GOAL OF THE EXERCISE:
Each entry below is to be given again word for word, with no pictures.

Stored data
----------------

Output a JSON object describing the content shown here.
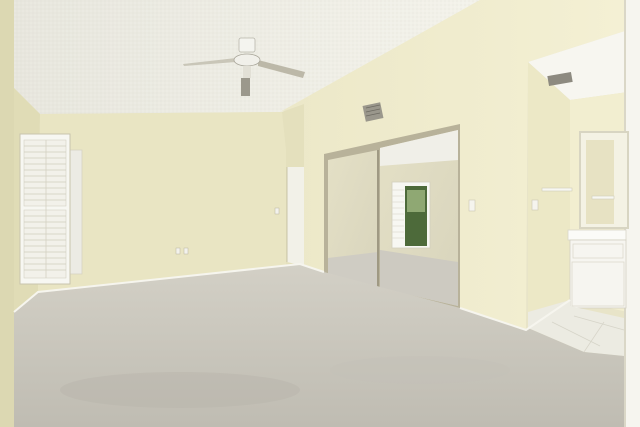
{
  "scene": {
    "room": "empty bedroom",
    "features": [
      "ceiling-fan",
      "plantation-shutter-window",
      "mirrored-closet-doors",
      "open-doorway",
      "bathroom-vanity",
      "ceiling-vent",
      "carpet-floor",
      "tile-floor"
    ]
  },
  "colors": {
    "ceiling": "#efeee6",
    "wall_left": "#e6e2bd",
    "wall_back": "#ebe7c6",
    "wall_right": "#f1edcf",
    "carpet": "#c9c6bd",
    "shutter": "#f7f7f2",
    "mirror_frame": "#b9b39a",
    "tile": "#ecebe2",
    "vanity": "#f4f3ee"
  }
}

----------------

TASK ANSWER:
Output a JSON object describing the content shown here.
{
  "scene": {
    "room": "empty bedroom",
    "features": [
      "ceiling-fan",
      "plantation-shutter-window",
      "mirrored-closet-doors",
      "open-doorway",
      "bathroom-vanity",
      "ceiling-vent",
      "carpet-floor",
      "tile-floor"
    ]
  },
  "colors": {
    "ceiling": "#efeee6",
    "wall_left": "#e6e2bd",
    "wall_back": "#ebe7c6",
    "wall_right": "#f1edcf",
    "carpet": "#c9c6bd",
    "shutter": "#f7f7f2",
    "mirror_frame": "#b9b39a",
    "tile": "#ecebe2",
    "vanity": "#f4f3ee"
  }
}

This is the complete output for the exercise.